WHAT YOU WILL DO: Copy out the lines that have "ylabel" in them.

RECORDS SUPPLIED:
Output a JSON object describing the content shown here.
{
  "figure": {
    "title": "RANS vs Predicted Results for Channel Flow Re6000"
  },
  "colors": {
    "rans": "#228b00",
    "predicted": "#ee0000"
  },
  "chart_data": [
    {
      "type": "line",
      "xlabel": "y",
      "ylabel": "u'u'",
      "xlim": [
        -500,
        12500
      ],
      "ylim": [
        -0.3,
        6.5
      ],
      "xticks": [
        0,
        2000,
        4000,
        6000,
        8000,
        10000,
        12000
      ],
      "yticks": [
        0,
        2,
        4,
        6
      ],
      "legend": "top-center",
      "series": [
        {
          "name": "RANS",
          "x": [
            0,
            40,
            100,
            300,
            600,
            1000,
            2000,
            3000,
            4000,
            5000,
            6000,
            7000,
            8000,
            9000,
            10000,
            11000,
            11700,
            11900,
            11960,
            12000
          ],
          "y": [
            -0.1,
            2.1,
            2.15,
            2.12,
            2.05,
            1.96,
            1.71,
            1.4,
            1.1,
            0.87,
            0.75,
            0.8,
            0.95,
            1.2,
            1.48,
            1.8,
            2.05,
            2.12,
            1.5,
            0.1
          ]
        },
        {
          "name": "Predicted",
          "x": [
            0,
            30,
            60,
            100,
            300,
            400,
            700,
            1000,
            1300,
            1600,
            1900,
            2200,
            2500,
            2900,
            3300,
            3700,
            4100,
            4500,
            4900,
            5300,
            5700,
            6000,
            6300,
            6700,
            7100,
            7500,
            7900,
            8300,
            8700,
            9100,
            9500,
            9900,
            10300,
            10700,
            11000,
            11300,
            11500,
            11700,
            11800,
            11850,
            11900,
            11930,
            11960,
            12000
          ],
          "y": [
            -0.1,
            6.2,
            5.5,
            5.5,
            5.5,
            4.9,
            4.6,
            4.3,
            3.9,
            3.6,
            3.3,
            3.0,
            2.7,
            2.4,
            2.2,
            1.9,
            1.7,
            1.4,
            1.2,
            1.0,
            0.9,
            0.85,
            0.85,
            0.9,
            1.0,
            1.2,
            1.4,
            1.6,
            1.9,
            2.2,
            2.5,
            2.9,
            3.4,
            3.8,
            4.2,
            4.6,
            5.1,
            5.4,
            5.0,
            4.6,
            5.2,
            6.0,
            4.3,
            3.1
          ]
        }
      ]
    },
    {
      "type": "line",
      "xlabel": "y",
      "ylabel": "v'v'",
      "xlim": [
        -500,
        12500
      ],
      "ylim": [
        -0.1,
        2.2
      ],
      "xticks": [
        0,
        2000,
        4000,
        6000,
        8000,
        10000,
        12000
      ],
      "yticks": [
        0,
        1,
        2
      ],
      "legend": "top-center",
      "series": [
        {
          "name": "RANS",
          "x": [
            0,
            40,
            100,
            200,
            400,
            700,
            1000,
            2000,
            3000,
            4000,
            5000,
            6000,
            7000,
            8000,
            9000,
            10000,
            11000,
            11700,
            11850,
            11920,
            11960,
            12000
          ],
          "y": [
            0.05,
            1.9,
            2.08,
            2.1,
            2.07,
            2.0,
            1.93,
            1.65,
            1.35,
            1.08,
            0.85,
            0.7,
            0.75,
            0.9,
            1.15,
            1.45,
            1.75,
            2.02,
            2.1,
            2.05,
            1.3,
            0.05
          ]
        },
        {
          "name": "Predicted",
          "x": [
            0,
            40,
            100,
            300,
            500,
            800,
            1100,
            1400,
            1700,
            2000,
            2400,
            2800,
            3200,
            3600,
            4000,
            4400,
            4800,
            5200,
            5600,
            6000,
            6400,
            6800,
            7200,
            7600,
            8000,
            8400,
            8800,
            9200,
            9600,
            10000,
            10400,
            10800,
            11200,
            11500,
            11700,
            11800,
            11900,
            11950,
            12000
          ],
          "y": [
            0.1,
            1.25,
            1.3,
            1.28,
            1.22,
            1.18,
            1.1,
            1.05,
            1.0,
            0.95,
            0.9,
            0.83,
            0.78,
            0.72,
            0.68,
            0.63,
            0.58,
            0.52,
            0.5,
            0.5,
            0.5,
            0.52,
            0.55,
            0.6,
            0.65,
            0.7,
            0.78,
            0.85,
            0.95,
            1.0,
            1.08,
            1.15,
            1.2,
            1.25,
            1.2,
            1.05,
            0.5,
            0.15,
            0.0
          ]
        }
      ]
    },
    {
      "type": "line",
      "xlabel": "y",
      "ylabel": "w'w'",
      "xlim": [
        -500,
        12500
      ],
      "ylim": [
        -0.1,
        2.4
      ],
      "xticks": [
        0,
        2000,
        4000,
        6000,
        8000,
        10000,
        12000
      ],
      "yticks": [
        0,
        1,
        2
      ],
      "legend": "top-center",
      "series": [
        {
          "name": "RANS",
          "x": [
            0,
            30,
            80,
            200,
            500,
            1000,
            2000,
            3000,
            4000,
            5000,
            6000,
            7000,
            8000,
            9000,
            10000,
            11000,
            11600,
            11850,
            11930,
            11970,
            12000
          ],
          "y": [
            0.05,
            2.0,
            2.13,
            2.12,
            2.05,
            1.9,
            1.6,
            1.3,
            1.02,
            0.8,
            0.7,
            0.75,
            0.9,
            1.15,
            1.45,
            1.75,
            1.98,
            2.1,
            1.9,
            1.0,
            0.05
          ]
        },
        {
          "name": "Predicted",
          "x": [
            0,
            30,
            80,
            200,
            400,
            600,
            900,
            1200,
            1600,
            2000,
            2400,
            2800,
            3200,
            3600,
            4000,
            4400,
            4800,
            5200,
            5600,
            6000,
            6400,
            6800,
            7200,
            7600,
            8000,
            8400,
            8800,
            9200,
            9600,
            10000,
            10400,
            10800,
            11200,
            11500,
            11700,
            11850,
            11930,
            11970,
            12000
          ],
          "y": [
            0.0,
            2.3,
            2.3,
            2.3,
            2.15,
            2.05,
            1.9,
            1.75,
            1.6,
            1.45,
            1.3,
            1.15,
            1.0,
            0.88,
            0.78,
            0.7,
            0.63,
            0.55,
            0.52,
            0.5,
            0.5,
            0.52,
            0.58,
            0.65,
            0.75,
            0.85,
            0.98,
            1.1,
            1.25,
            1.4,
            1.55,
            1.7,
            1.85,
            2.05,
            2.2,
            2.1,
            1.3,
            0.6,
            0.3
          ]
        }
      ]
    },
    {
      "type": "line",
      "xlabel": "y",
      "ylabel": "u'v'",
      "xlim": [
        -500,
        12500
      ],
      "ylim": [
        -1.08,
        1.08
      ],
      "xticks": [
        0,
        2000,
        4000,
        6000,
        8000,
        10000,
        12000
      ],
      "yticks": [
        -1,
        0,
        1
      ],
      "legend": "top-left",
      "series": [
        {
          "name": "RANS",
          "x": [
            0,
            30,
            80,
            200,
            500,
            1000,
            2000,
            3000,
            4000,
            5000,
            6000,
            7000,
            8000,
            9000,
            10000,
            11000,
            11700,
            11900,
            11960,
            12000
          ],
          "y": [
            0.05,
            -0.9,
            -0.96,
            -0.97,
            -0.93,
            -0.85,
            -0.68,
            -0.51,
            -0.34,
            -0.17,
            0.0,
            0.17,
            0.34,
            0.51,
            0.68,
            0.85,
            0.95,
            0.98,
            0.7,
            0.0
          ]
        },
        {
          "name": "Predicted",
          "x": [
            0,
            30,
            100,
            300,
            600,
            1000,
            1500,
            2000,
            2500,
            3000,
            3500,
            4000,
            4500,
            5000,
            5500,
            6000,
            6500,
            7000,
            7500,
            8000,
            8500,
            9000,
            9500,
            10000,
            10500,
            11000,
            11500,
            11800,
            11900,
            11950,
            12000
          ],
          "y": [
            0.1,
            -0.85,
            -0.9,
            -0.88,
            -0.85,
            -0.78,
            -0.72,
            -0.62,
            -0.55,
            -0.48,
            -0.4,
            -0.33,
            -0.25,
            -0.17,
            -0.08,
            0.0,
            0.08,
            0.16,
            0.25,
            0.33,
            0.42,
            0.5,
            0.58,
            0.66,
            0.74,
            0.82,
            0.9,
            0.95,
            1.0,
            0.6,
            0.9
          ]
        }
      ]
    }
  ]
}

SOLUTION:
      "ylabel": "u'u'",
      "ylabel": "v'v'",
      "ylabel": "w'w'",
      "ylabel": "u'v'",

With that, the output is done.